=== GIVEN TASK ===
Search the records for the word "show" and pick out every line that has it.

=== THE RECORDS ===
Begin

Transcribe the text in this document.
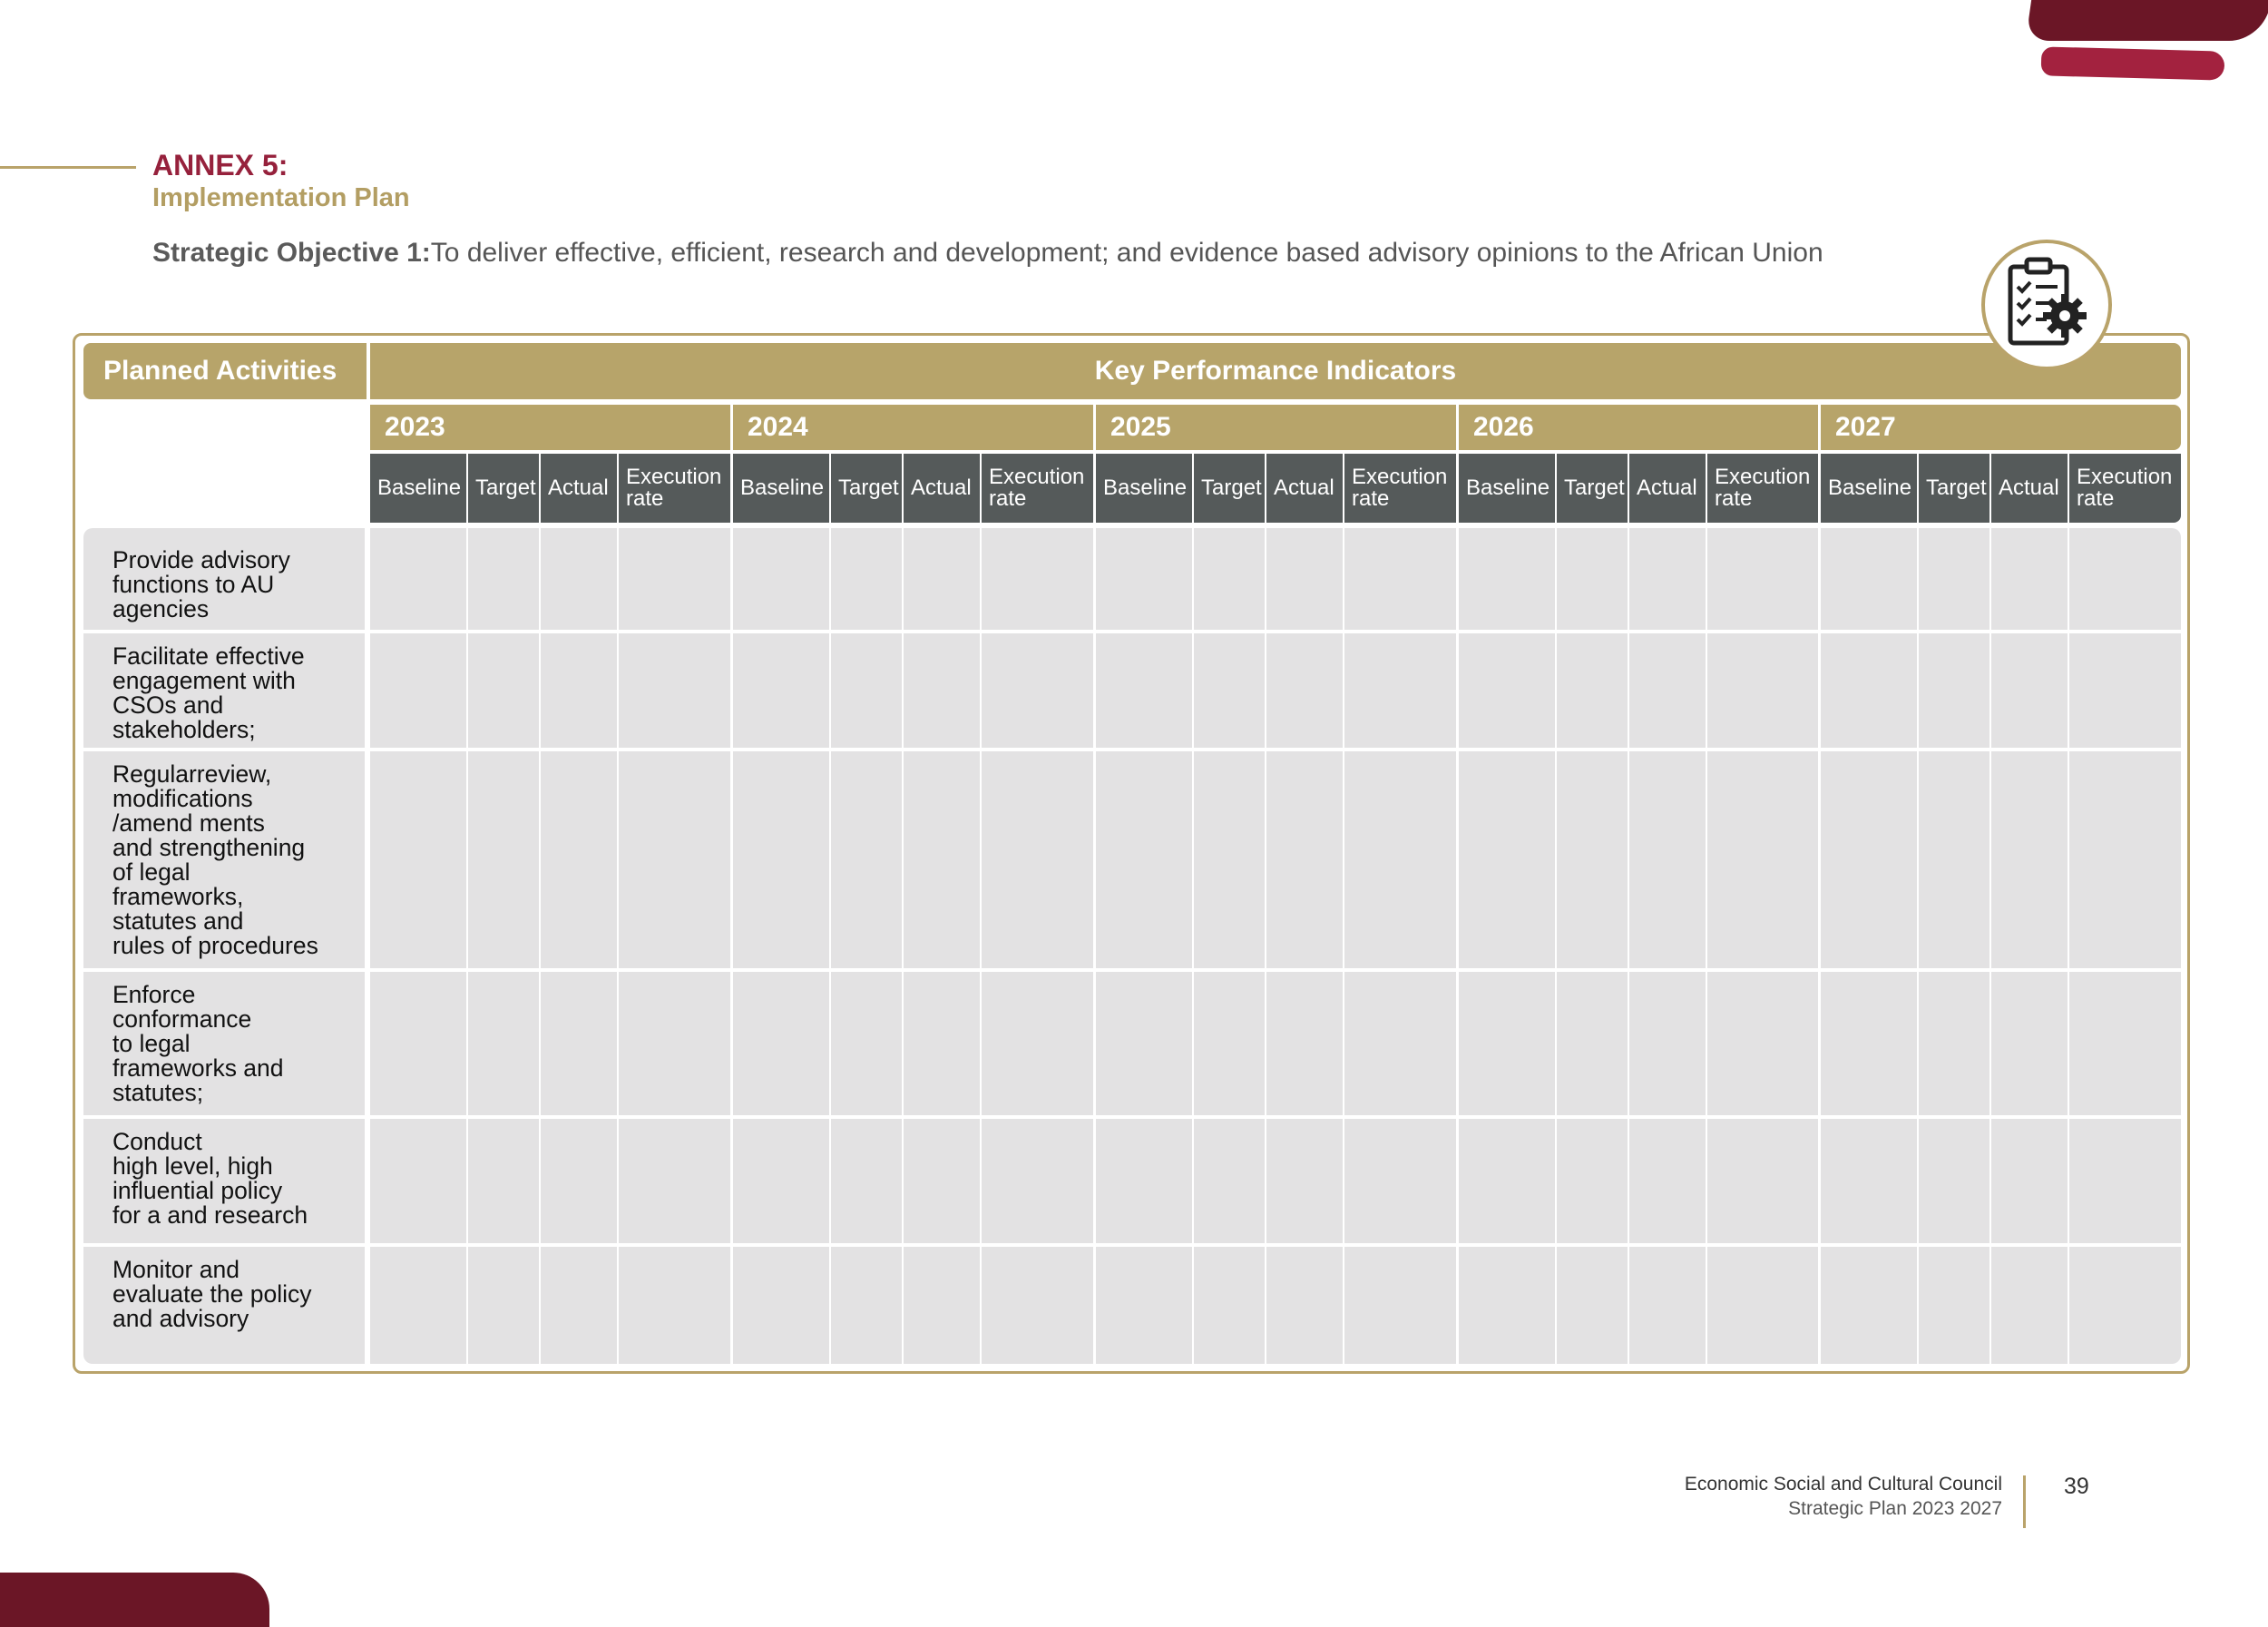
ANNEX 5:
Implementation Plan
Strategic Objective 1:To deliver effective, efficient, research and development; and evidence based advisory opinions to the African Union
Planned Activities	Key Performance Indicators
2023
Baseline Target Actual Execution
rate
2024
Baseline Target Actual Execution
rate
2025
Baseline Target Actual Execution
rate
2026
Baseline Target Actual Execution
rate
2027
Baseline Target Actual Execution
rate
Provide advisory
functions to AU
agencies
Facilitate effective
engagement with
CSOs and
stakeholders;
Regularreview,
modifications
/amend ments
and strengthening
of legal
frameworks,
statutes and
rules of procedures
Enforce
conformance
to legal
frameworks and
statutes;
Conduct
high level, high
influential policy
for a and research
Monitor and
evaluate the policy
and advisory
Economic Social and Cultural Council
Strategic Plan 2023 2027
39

End
Begin

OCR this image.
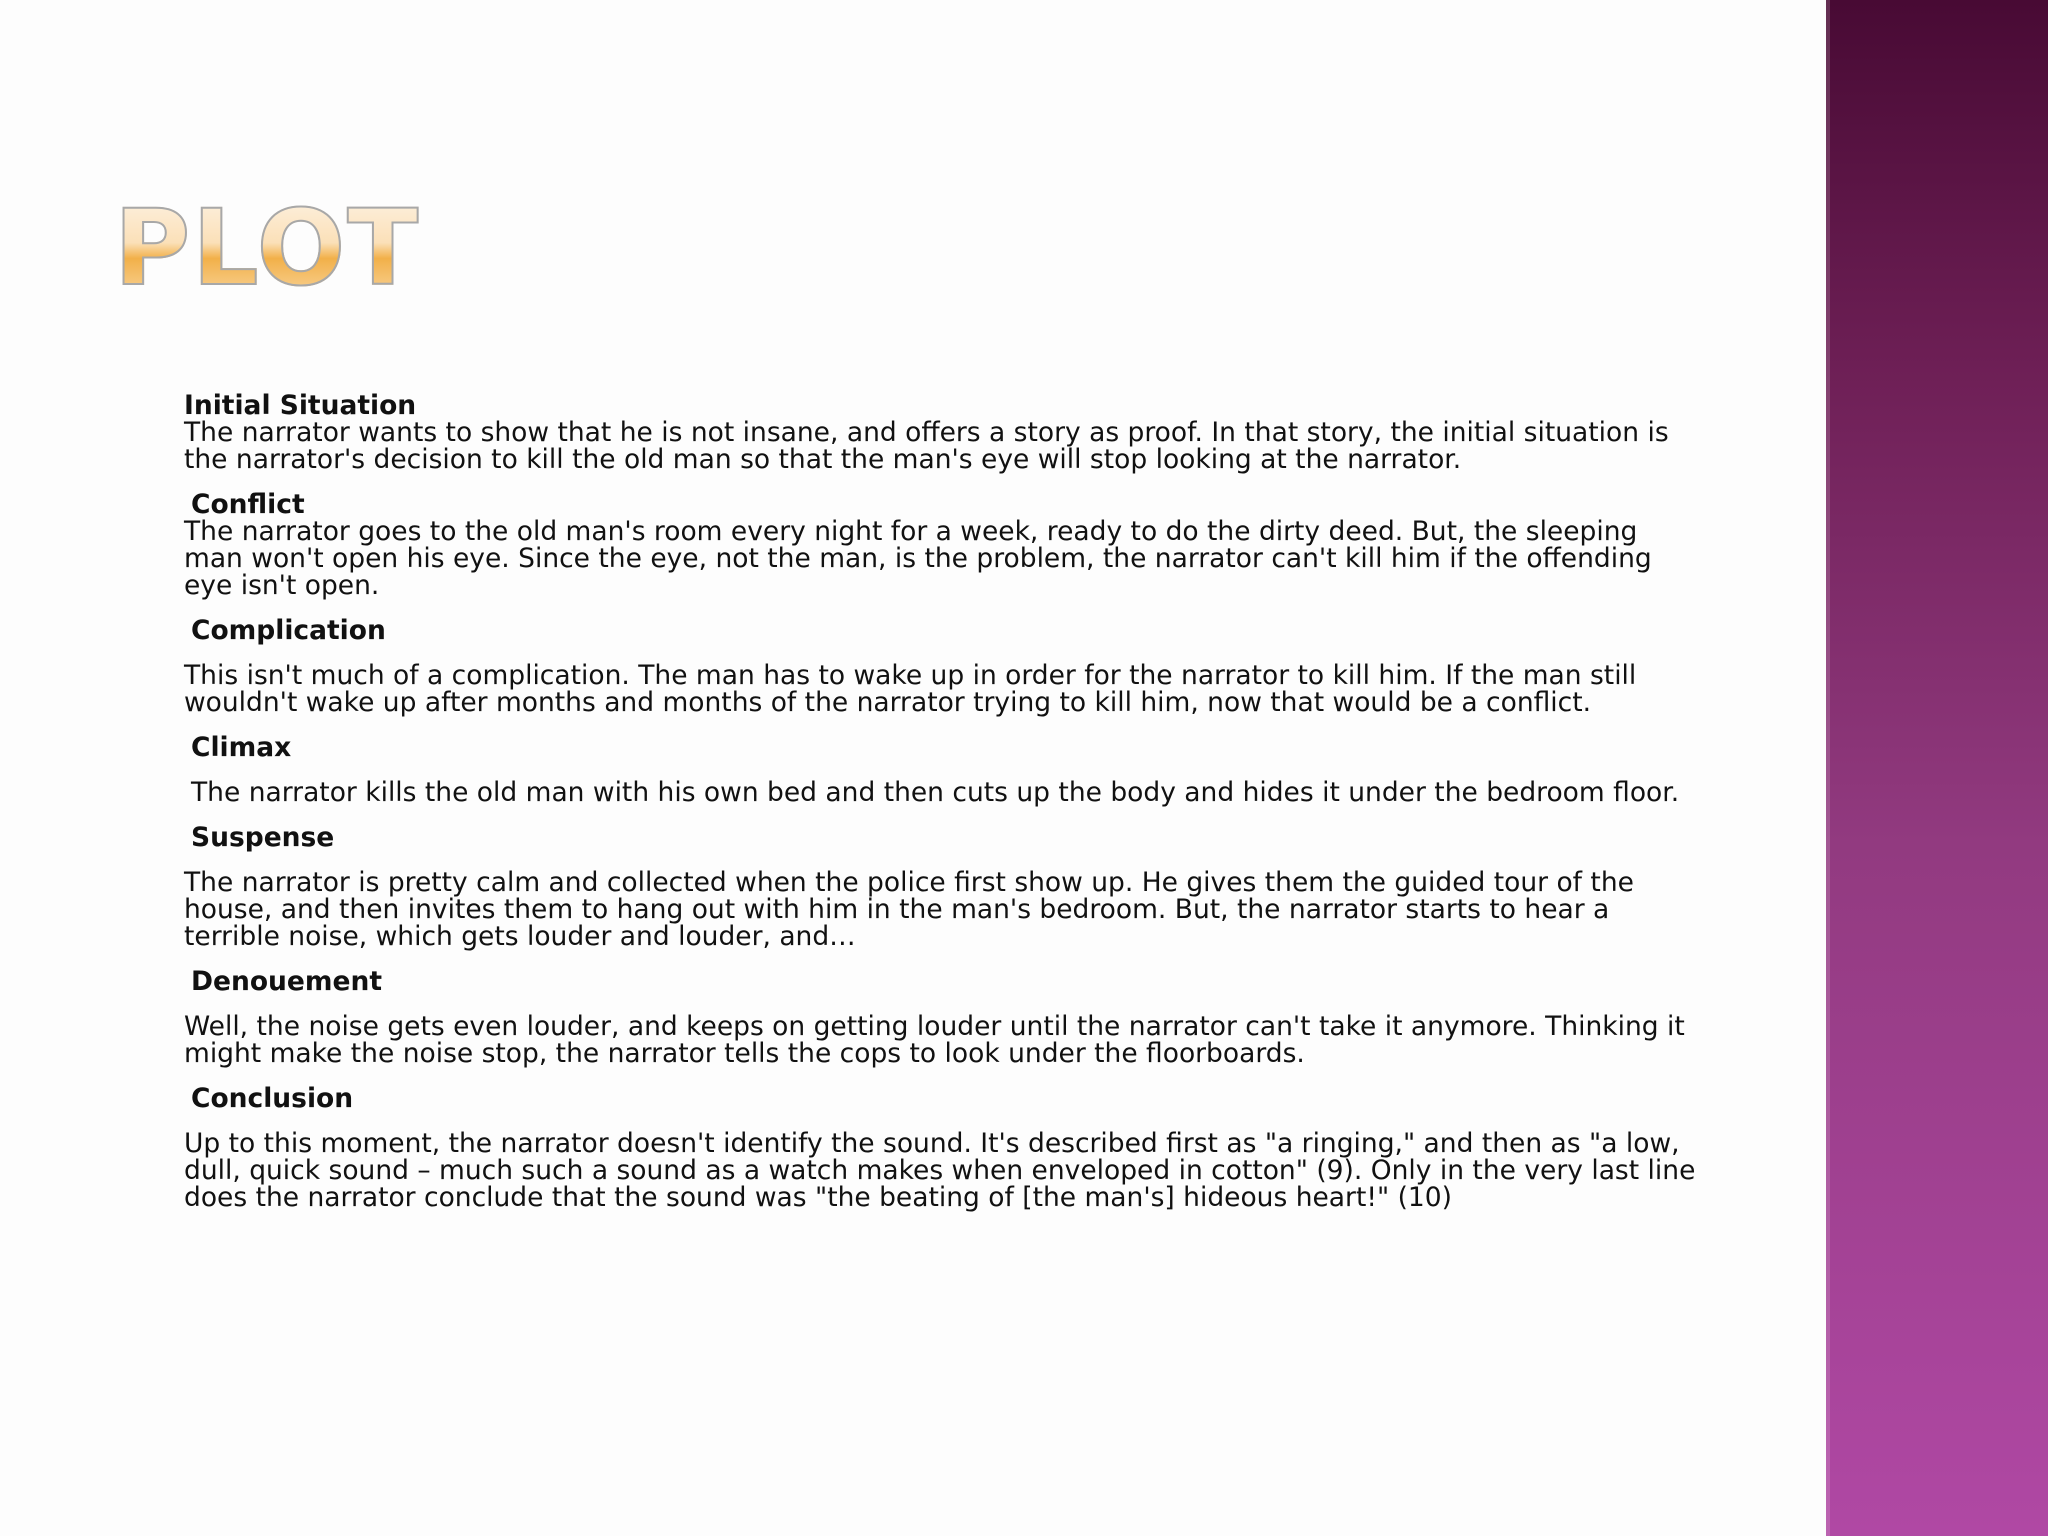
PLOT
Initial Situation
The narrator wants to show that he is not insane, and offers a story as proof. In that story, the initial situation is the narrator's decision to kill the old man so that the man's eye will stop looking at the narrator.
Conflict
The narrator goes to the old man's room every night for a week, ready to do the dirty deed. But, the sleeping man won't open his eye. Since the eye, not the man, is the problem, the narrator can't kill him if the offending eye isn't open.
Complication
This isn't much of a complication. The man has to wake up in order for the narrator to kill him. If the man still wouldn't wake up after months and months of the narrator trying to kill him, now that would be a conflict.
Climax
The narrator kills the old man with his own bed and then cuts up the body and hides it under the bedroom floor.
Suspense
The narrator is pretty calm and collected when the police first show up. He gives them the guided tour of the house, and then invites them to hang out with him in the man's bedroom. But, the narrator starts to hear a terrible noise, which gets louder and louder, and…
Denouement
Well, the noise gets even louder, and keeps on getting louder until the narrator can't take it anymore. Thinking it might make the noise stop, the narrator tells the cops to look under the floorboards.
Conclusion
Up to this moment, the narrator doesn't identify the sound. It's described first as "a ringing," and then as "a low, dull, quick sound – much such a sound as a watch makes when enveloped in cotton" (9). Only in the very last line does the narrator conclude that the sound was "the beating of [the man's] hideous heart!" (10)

End

=== RESPONSE ===
The narrator wants to show that he is not insane, and offers a story as proof. In that story, the initial situation is the narrator's decision to kill the old man so that the man's eye will stop looking at the narrator.
The narrator is pretty calm and collected when the police first show up. He gives them the guided tour of the house, and then invites them to hang out with him in the man's bedroom. But, the narrator starts to hear a terrible noise, which gets louder and louder, and…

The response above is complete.